─── PROVIDED RECORDS ───

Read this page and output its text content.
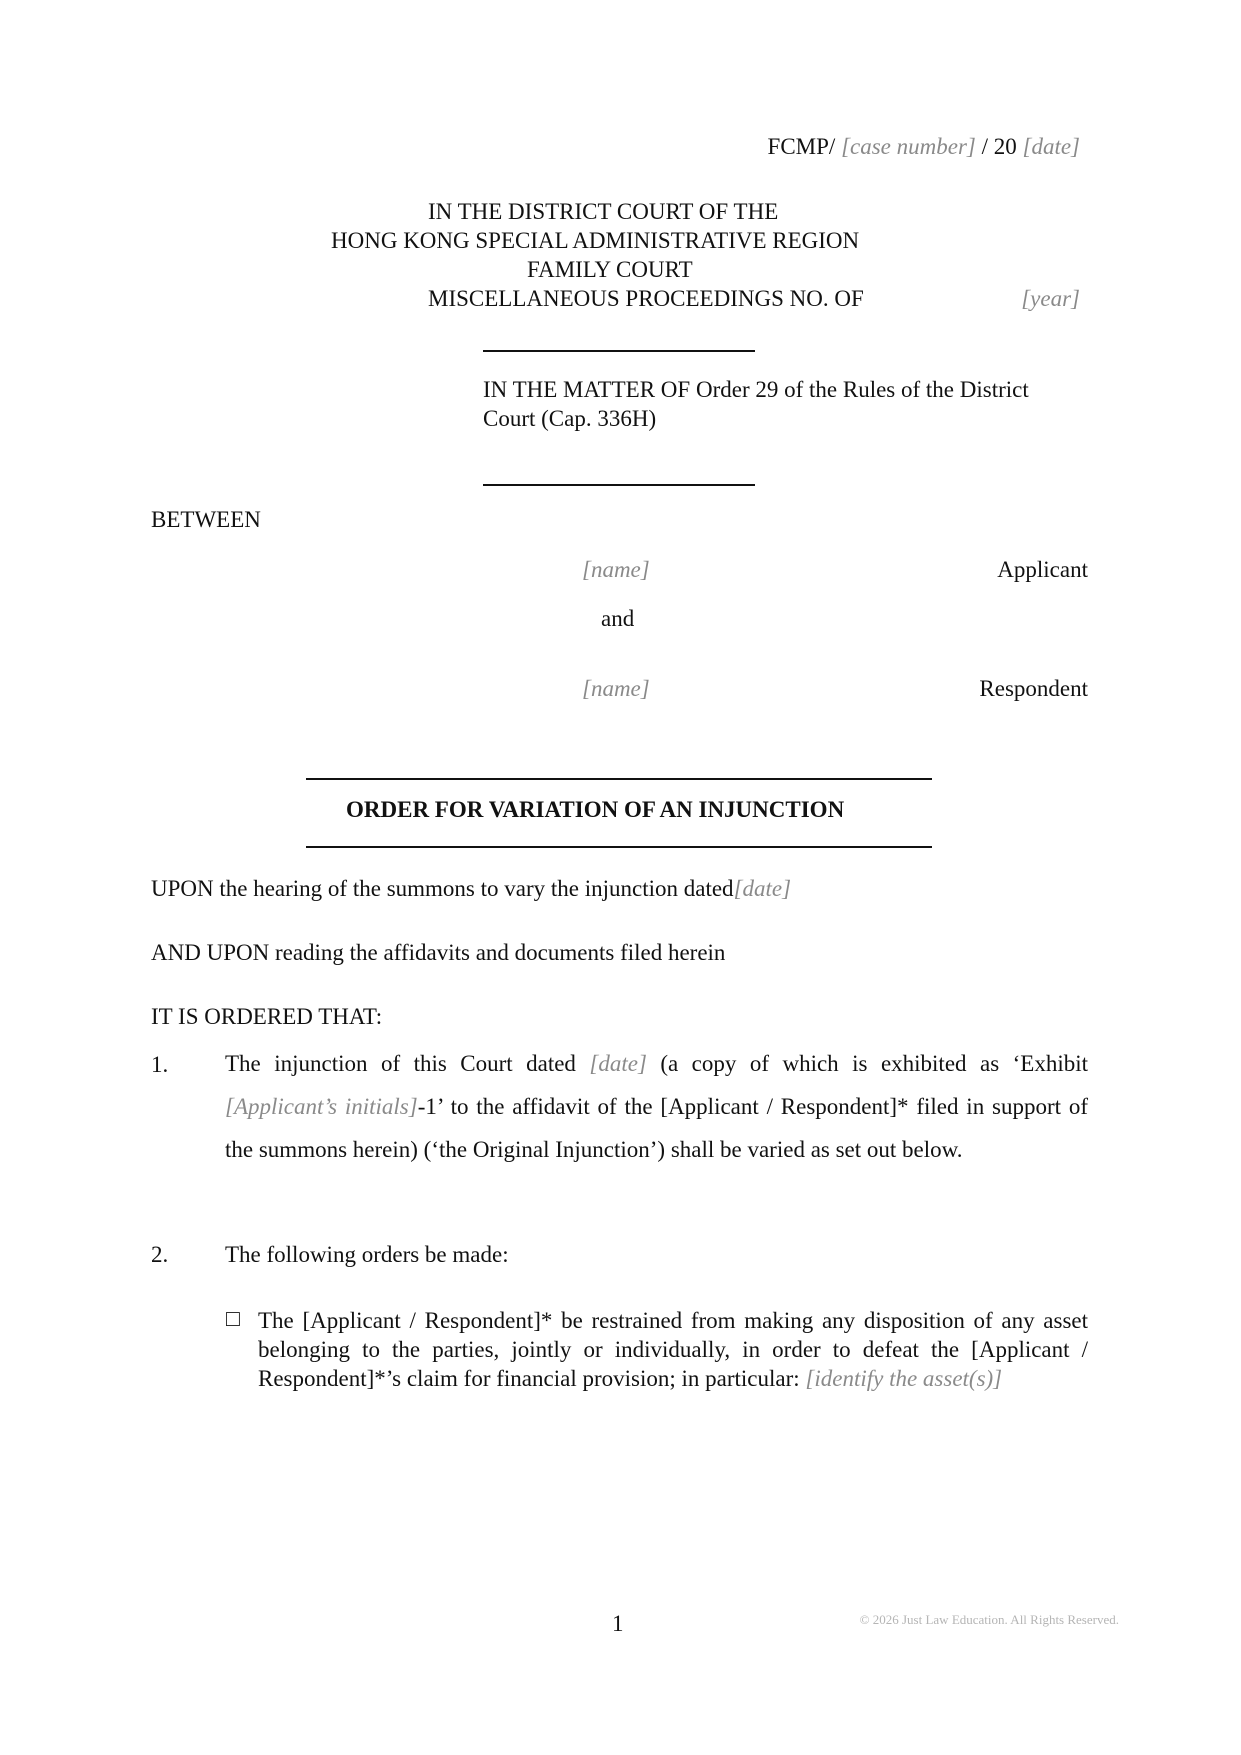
FCMP/ [case number] / 20 [date]
IN THE DISTRICT COURT OF THE
HONG KONG SPECIAL ADMINISTRATIVE REGION
FAMILY COURT
MISCELLANEOUS PROCEEDINGS NO. OF	[year]
IN THE MATTER OF Order 29 of the Rules of the District
Court (Cap. 336H)
BETWEEN
[name]	Applicant
and
[name]	Respondent
ORDER FOR VARIATION OF AN INJUNCTION
UPON the hearing of the summons to vary the injunction dated[date]
AND UPON reading the affidavits and documents filed herein
IT IS ORDERED THAT:
1. The injunction of this Court dated [date] (a copy of which is exhibited as ‘Exhibit [Applicant’s initials]-1’ to the affidavit of the [Applicant / Respondent]* filed in support of the summons herein) (‘the Original Injunction’) shall be varied as set out below.
2. The following orders be made:
□ The [Applicant / Respondent]* be restrained from making any disposition of any asset belonging to the parties, jointly or individually, in order to defeat the [Applicant / Respondent]*’s claim for financial provision; in particular: [identify the asset(s)]
1	© 2026 Just Law Education. All Rights Reserved.
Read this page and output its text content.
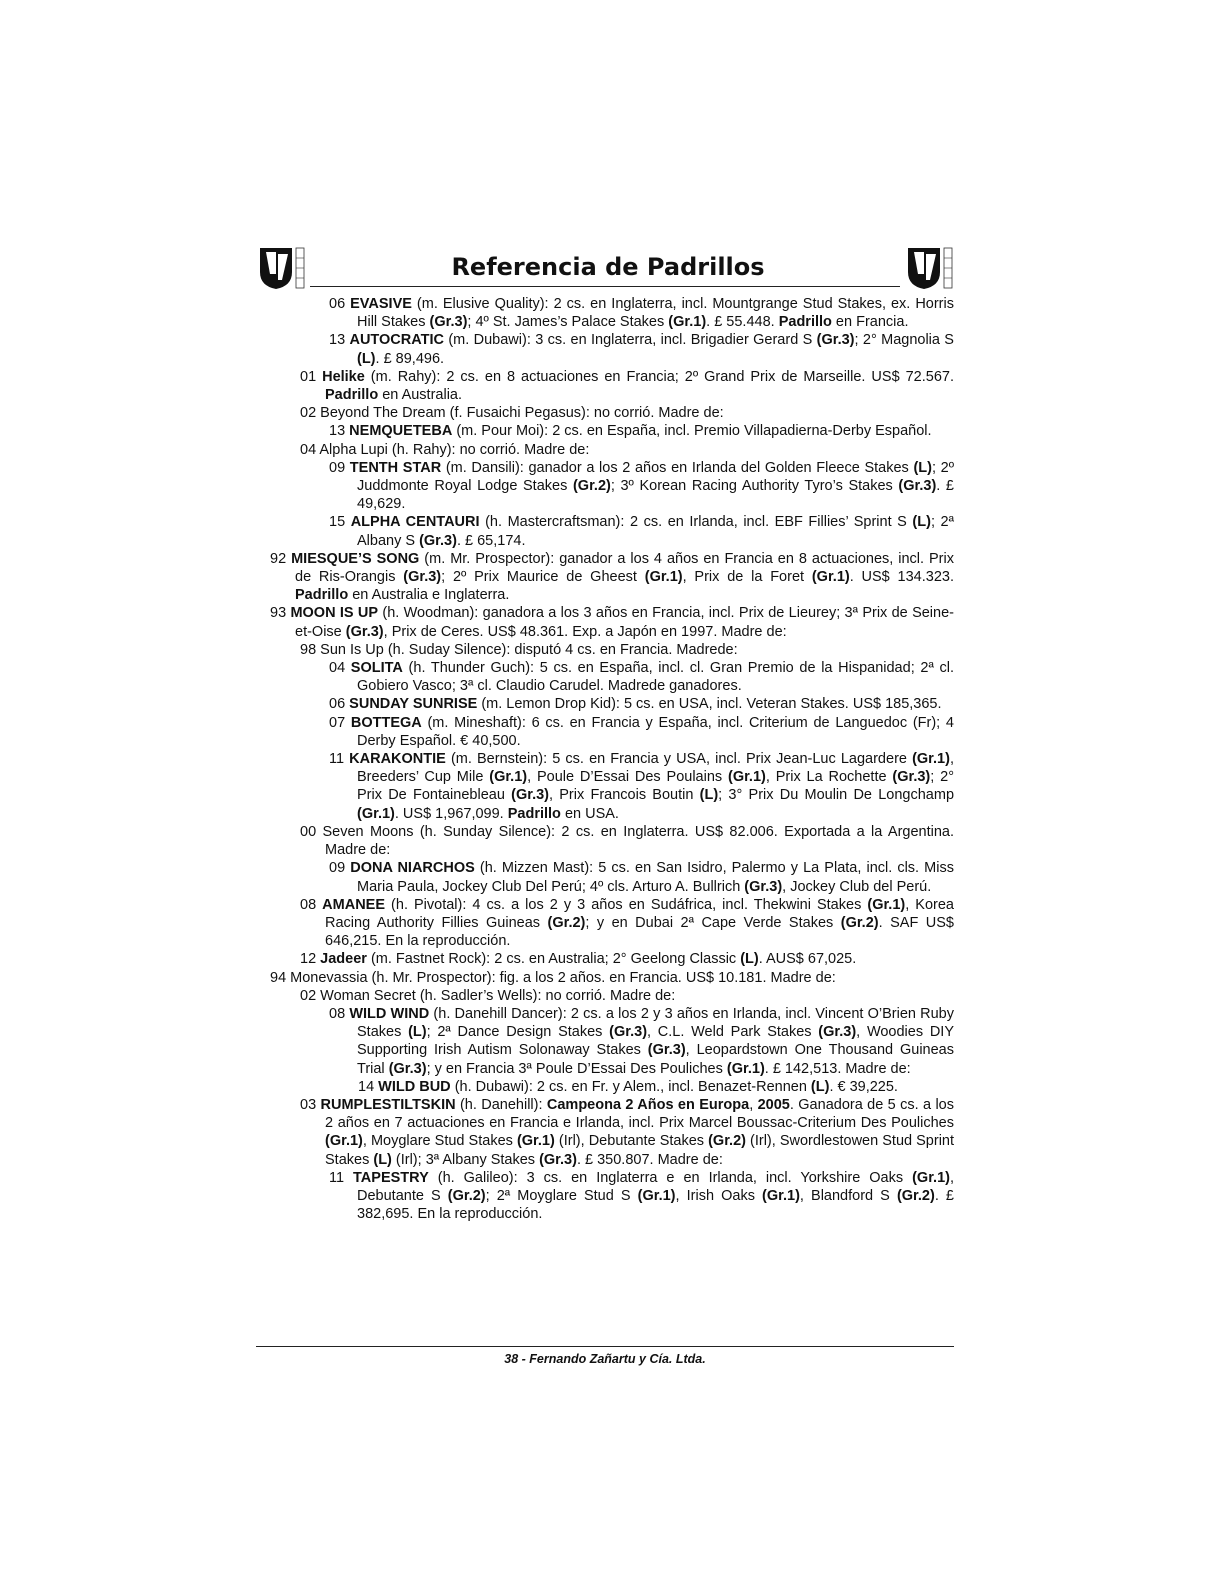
Referencia de Padrillos

06 EVASIVE (m. Elusive Quality): 2 cs. en Inglaterra, incl. Mountgrange Stud Stakes, ex. Horris Hill Stakes (Gr.3); 4º St. James’s Palace Stakes (Gr.1). £ 55.448. Padrillo en Francia.

13 AUTOCRATIC (m. Dubawi): 3 cs. en Inglaterra, incl. Brigadier Gerard S (Gr.3); 2° Magnolia S (L). £ 89,496.

01 Helike (m. Rahy): 2 cs. en 8 actuaciones en Francia; 2º Grand Prix de Marseille. US$ 72.567. Padrillo en Australia.

02 Beyond The Dream (f. Fusaichi Pegasus): no corrió. Madre de:

13 NEMQUETEBA (m. Pour Moi): 2 cs. en España, incl. Premio Villapadierna-Derby Español.

04 Alpha Lupi (h. Rahy): no corrió. Madre de:

09 TENTH STAR (m. Dansili): ganador a los 2 años en Irlanda del Golden Fleece Stakes (L); 2º Juddmonte Royal Lodge Stakes (Gr.2); 3º Korean Racing Authority Tyro’s Stakes (Gr.3). £ 49,629.

15 ALPHA CENTAURI (h. Mastercraftsman): 2 cs. en Irlanda, incl. EBF Fillies’ Sprint S (L); 2ª Albany S (Gr.3). £ 65,174.

92 MIESQUE’S SONG (m. Mr. Prospector): ganador a los 4 años en Francia en 8 actuaciones, incl. Prix de Ris-Orangis (Gr.3); 2º Prix Maurice de Gheest (Gr.1), Prix de la Foret (Gr.1). US$ 134.323. Padrillo en Australia e Inglaterra.

93 MOON IS UP (h. Woodman): ganadora a los 3 años en Francia, incl. Prix de Lieurey; 3ª Prix de Seine-et-Oise (Gr.3), Prix de Ceres. US$ 48.361. Exp. a Japón en 1997. Madre de:

98 Sun Is Up (h. Suday Silence): disputó 4 cs. en Francia. Madrede:

04 SOLITA (h. Thunder Guch): 5 cs. en España, incl. cl. Gran Premio de la Hispanidad; 2ª cl. Gobiero Vasco; 3ª cl. Claudio Carudel. Madrede ganadores.

06 SUNDAY SUNRISE (m. Lemon Drop Kid): 5 cs. en USA, incl. Veteran Stakes. US$ 185,365.

07 BOTTEGA (m. Mineshaft): 6 cs. en Francia y España, incl. Criterium de Languedoc (Fr); 4 Derby Español. € 40,500.

11 KARAKONTIE (m. Bernstein): 5 cs. en Francia y USA, incl. Prix Jean-Luc Lagardere (Gr.1), Breeders’ Cup Mile (Gr.1), Poule D’Essai Des Poulains (Gr.1), Prix La Rochette (Gr.3); 2° Prix De Fontainebleau (Gr.3), Prix Francois Boutin (L); 3° Prix Du Moulin De Longchamp (Gr.1). US$ 1,967,099. Padrillo en USA.

00 Seven Moons (h. Sunday Silence): 2 cs. en Inglaterra. US$ 82.006. Exportada a la Argentina. Madre de:

09 DONA NIARCHOS (h. Mizzen Mast): 5 cs. en San Isidro, Palermo y La Plata, incl. cls. Miss Maria Paula, Jockey Club Del Perú; 4º cls. Arturo A. Bullrich (Gr.3), Jockey Club del Perú.

08 AMANEE (h. Pivotal): 4 cs. a los 2 y 3 años en Sudáfrica, incl. Thekwini Stakes (Gr.1), Korea Racing Authority Fillies Guineas (Gr.2); y en Dubai 2ª Cape Verde Stakes (Gr.2). SAF US$ 646,215. En la reproducción.

12 Jadeer (m. Fastnet Rock): 2 cs. en Australia; 2° Geelong Classic (L). AUS$ 67,025.

94 Monevassia (h. Mr. Prospector): fig. a los 2 años. en Francia. US$ 10.181. Madre de:

02 Woman Secret (h. Sadler’s Wells): no corrió. Madre de:

08 WILD WIND (h. Danehill Dancer): 2 cs. a los 2 y 3 años en Irlanda, incl. Vincent O’Brien Ruby Stakes (L); 2ª Dance Design Stakes (Gr.3), C.L. Weld Park Stakes (Gr.3), Woodies DIY Supporting Irish Autism Solonaway Stakes (Gr.3), Leopardstown One Thousand Guineas Trial (Gr.3); y en Francia 3ª Poule D’Essai Des Pouliches (Gr.1). £ 142,513. Madre de:

14 WILD BUD (h. Dubawi): 2 cs. en Fr. y Alem., incl. Benazet-Rennen (L). € 39,225.

03 RUMPLESTILTSKIN (h. Danehill): Campeona 2 Años en Europa, 2005. Ganadora de 5 cs. a los 2 años en 7 actuaciones en Francia e Irlanda, incl. Prix Marcel Boussac-Criterium Des Pouliches (Gr.1), Moyglare Stud Stakes (Gr.1) (Irl), Debutante Stakes (Gr.2) (Irl), Swordlestowen Stud Sprint Stakes (L) (Irl); 3ª Albany Stakes (Gr.3). £ 350.807. Madre de:

11 TAPESTRY (h. Galileo): 3 cs. en Inglaterra e en Irlanda, incl. Yorkshire Oaks (Gr.1), Debutante S (Gr.2); 2ª Moyglare Stud S (Gr.1), Irish Oaks (Gr.1), Blandford S (Gr.2). £ 382,695. En la reproducción.

38 - Fernando Zañartu y Cía. Ltda.
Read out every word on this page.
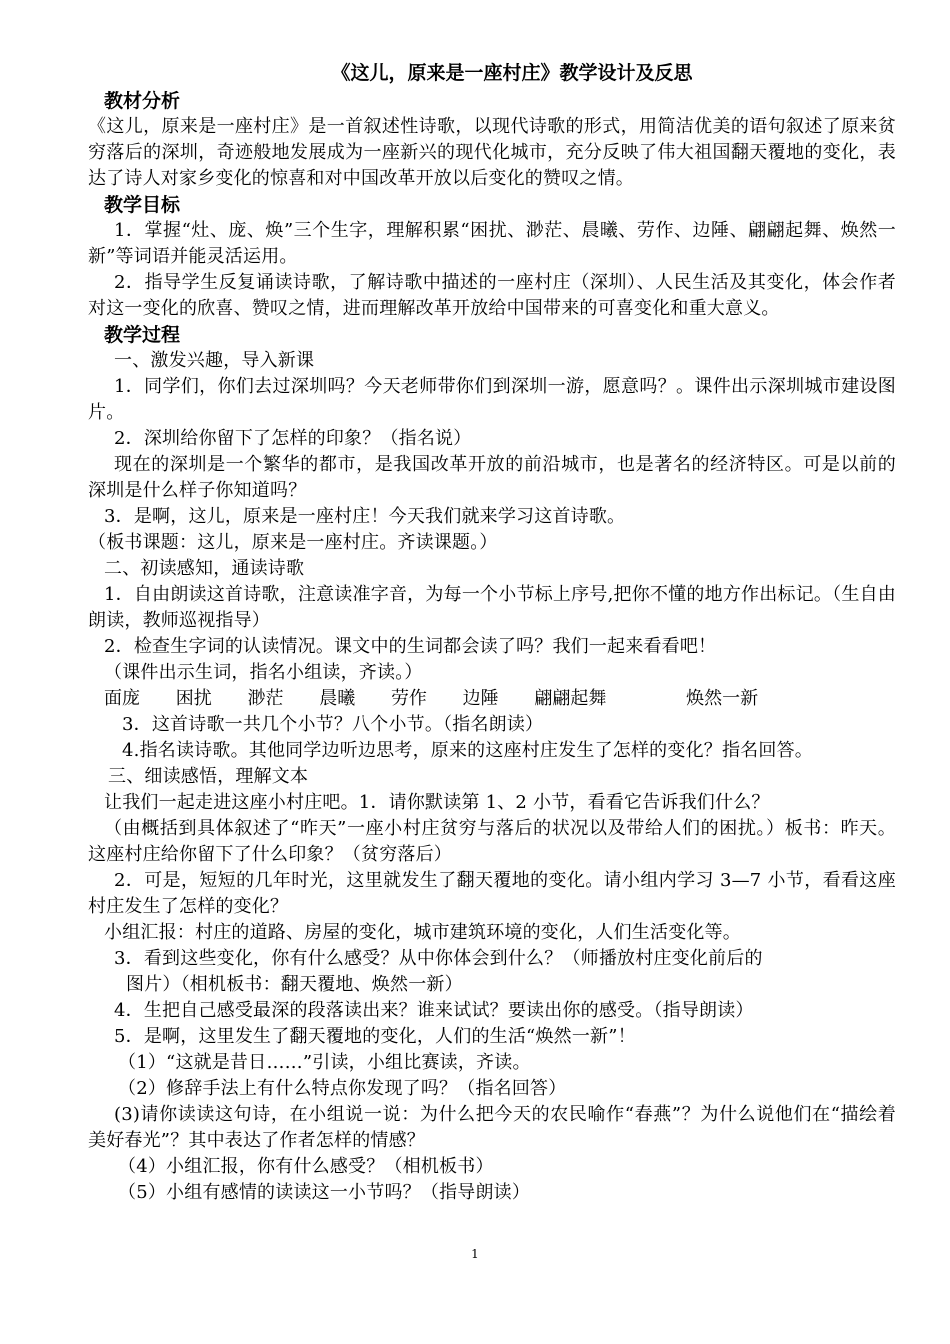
《这儿，原来是一座村庄》教学设计及反思
教材分析

《这儿，原来是一座村庄》是一首叙述性诗歌，以现代诗歌的形式，用简洁优美的语句叙述了原来贫穷落后的深圳，奇迹般地发展成为一座新兴的现代化城市，充分反映了伟大祖国翻天覆地的变化，表达了诗人对家乡变化的惊喜和对中国改革开放以后变化的赞叹之情。

教学目标

1．掌握“灶、庞、焕”三个生字，理解积累“困扰、渺茫、晨曦、劳作、边陲、翩翩起舞、焕然一新”等词语并能灵活运用。

2．指导学生反复诵读诗歌，了解诗歌中描述的一座村庄（深圳）、人民生活及其变化，体会作者对这一变化的欣喜、赞叹之情，进而理解改革开放给中国带来的可喜变化和重大意义。

教学过程

一、激发兴趣，导入新课

1．同学们，你们去过深圳吗？今天老师带你们到深圳一游，愿意吗？。课件出示深圳城市建设图片。

2．深圳给你留下了怎样的印象？（指名说）

现在的深圳是一个繁华的都市，是我国改革开放的前沿城市，也是著名的经济特区。可是以前的深圳是什么样子你知道吗？

3．是啊，这儿，原来是一座村庄！今天我们就来学习这首诗歌。

（板书课题：这儿，原来是一座村庄。齐读课题。）

二、初读感知，通读诗歌

1．自由朗读这首诗歌，注意读准字音，为每一个小节标上序号,把你不懂的地方作出标记。（生自由朗读，教师巡视指导）

2．检查生字词的认读情况。课文中的生词都会读了吗？我们一起来看看吧！

（课件出示生词，指名小组读，齐读。）

面庞 困扰 渺茫 晨曦 劳作 边陲 翩翩起舞	焕然一新

3．这首诗歌一共几个小节？八个小节。（指名朗读）

4.指名读诗歌。其他同学边听边思考，原来的这座村庄发生了怎样的变化？指名回答。

三、细读感悟，理解文本

让我们一起走进这座小村庄吧。1．请你默读第 1、2 小节，看看它告诉我们什么？

（由概括到具体叙述了“昨天”一座小村庄贫穷与落后的状况以及带给人们的困扰。）板书：昨天。这座村庄给你留下了什么印象？（贫穷落后）

2．可是，短短的几年时光，这里就发生了翻天覆地的变化。请小组内学习 3—7 小节，看看这座村庄发生了怎样的变化？

小组汇报：村庄的道路、房屋的变化，城市建筑环境的变化，人们生活变化等。

3．看到这些变化，你有什么感受？从中你体会到什么？（师播放村庄变化前后的

图片）（相机板书：翻天覆地、焕然一新）

4．生把自己感受最深的段落读出来？谁来试试？要读出你的感受。（指导朗读）

5．是啊，这里发生了翻天覆地的变化，人们的生活“焕然一新”！

（1）“这就是昔日……”引读，小组比赛读，齐读。

（2）修辞手法上有什么特点你发现了吗？（指名回答）

(3)请你读读这句诗，在小组说一说：为什么把今天的农民喻作“春燕”？为什么说他们在“描绘着美好春光”？其中表达了作者怎样的情感？

（4）小组汇报，你有什么感受？（相机板书）

（5）小组有感情的读读这一小节吗？（指导朗读）

1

───

- [GOAL OF THE EXERCISE]:
Collect each line holding the string "Prospector".

- [COMPLETED TASK]:
92 MIESQUE’S SONG (m. Mr. Prospector): ganador a los 4 años en Francia en 8 actuaciones, incl. Prix de Ris-Orangis (Gr.3); 2º Prix Maurice de Gheest (Gr.1), Prix de la Foret (Gr.1). US$ 134.323. Padrillo en Australia e Inglaterra.
94 Monevassia (h. Mr. Prospector): fig. a los 2 años. en Francia. US$ 10.181. Madre de:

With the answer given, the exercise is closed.